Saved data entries

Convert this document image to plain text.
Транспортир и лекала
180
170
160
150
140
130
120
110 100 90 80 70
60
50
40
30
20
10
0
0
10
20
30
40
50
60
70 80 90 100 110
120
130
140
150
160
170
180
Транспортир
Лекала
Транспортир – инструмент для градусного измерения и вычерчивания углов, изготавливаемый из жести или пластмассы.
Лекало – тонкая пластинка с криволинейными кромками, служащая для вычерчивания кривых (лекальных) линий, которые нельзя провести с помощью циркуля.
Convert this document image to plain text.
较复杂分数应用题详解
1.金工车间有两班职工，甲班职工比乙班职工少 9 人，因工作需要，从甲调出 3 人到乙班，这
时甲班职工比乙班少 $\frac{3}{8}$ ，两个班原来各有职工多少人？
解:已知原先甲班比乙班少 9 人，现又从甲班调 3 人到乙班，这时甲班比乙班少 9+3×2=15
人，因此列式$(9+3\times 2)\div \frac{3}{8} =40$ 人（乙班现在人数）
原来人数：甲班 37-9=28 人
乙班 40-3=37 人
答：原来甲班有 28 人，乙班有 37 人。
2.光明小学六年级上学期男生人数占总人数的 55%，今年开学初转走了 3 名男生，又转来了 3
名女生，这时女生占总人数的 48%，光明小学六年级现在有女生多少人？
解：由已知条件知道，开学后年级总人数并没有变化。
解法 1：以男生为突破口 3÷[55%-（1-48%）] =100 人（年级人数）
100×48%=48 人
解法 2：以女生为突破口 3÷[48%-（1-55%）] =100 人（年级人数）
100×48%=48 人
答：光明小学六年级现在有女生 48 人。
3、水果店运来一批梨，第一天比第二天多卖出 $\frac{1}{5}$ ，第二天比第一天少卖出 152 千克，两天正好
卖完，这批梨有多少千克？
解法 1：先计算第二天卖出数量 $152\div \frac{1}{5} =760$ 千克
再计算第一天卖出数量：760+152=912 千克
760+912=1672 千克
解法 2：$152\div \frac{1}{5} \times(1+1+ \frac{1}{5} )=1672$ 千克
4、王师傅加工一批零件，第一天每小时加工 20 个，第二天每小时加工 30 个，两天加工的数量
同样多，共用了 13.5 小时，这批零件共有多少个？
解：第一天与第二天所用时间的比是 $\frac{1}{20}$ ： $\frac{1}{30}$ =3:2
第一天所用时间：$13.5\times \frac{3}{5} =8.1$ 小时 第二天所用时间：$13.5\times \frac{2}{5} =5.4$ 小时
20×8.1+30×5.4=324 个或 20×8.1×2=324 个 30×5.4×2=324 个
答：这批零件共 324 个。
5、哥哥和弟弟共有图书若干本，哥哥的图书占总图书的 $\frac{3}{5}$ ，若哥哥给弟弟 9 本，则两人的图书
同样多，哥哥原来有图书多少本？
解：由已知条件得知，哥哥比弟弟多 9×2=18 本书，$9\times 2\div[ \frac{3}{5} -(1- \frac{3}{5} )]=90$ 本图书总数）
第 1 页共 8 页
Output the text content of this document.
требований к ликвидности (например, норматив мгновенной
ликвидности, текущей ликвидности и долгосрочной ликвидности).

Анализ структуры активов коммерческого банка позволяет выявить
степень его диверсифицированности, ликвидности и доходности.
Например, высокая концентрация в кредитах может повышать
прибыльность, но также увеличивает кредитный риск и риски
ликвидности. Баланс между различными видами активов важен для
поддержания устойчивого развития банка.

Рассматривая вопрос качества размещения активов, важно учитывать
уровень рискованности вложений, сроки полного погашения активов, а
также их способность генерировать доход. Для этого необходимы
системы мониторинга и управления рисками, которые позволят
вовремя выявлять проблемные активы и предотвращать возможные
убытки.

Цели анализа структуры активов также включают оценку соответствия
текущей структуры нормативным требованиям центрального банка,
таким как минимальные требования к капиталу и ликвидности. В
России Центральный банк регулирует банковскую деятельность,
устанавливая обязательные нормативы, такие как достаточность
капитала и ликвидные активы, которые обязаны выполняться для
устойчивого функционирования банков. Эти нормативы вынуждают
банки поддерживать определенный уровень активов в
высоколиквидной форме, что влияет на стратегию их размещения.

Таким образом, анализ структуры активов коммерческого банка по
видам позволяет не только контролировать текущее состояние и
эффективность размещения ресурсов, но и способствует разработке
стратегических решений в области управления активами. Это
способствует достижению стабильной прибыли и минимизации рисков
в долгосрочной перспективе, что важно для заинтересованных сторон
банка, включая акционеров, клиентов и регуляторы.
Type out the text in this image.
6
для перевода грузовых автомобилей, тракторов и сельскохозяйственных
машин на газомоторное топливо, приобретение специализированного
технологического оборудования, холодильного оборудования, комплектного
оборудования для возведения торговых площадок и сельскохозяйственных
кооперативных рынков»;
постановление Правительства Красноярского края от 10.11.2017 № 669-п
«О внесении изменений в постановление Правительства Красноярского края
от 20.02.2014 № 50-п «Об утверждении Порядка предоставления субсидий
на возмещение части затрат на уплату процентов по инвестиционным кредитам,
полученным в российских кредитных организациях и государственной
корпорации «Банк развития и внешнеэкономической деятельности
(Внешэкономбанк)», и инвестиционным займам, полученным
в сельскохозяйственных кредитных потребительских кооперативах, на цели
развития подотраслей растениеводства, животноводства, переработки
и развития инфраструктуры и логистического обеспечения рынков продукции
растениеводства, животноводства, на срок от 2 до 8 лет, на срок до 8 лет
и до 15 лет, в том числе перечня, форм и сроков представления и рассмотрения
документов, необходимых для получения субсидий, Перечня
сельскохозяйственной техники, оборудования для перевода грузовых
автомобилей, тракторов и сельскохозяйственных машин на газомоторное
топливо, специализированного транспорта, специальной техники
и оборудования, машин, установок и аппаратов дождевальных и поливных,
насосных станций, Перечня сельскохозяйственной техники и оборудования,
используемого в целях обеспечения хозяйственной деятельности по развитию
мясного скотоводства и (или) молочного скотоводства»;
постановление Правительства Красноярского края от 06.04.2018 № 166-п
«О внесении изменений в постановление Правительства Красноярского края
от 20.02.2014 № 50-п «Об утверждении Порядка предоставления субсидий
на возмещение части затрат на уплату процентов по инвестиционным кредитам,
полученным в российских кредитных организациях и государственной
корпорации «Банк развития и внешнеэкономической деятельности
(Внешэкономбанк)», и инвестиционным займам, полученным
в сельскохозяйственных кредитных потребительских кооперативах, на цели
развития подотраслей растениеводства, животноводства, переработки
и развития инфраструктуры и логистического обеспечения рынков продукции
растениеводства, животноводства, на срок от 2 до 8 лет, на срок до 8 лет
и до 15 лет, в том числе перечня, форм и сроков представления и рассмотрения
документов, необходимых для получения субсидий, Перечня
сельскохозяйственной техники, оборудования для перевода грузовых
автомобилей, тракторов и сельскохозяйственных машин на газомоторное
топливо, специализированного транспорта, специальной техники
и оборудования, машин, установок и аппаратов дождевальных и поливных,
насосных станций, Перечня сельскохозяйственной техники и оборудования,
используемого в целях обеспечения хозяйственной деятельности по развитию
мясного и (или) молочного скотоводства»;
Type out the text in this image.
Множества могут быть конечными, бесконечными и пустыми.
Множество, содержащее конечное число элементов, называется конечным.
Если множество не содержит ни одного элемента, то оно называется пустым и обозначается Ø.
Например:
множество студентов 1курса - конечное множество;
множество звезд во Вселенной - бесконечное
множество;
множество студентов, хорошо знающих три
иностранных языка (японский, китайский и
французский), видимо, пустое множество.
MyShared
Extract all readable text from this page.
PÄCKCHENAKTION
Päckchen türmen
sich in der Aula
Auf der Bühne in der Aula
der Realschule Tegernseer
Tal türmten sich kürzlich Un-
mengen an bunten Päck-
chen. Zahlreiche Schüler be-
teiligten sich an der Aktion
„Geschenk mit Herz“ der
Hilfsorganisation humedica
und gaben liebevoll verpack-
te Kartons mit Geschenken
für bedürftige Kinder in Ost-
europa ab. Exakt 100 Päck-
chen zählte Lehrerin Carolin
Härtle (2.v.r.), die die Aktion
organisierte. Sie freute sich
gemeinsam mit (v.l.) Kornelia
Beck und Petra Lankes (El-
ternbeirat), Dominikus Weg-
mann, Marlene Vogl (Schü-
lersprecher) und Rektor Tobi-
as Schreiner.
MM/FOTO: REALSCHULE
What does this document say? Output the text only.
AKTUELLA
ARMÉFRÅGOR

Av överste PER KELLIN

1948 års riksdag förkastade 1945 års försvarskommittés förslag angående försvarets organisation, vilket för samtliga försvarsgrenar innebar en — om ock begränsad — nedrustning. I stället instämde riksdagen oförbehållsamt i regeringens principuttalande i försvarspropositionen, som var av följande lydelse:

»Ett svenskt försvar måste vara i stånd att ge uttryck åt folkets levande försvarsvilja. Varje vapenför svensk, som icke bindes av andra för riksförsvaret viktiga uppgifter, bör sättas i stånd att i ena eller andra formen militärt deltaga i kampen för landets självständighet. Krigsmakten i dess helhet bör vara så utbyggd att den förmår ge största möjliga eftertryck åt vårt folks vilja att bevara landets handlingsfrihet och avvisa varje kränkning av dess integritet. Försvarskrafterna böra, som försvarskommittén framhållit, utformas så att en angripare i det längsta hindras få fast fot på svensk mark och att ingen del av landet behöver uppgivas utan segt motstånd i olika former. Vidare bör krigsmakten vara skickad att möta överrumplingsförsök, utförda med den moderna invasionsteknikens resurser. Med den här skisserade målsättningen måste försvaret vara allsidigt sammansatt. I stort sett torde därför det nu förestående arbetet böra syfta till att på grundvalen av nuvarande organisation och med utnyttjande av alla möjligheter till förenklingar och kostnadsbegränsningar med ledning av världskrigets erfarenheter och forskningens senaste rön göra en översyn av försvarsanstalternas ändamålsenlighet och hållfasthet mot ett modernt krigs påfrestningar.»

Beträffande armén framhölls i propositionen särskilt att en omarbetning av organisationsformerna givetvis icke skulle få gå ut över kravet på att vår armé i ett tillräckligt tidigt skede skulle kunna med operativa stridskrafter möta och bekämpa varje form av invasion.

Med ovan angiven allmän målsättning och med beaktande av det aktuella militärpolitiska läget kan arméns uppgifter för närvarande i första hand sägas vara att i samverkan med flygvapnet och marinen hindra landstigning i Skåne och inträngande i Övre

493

### TASK TO COMPLETE
Choose all lines containing the string "人到乙班" and copy them out.

### WRITTEN SOLUTION
1.金工车间有两班职工，甲班职工比乙班职工少 9 人，因工作需要，从甲调出 3 人到乙班，这
解:已知原先甲班比乙班少 9 人，现又从甲班调 3 人到乙班，这时甲班比乙班少 9+3×2=15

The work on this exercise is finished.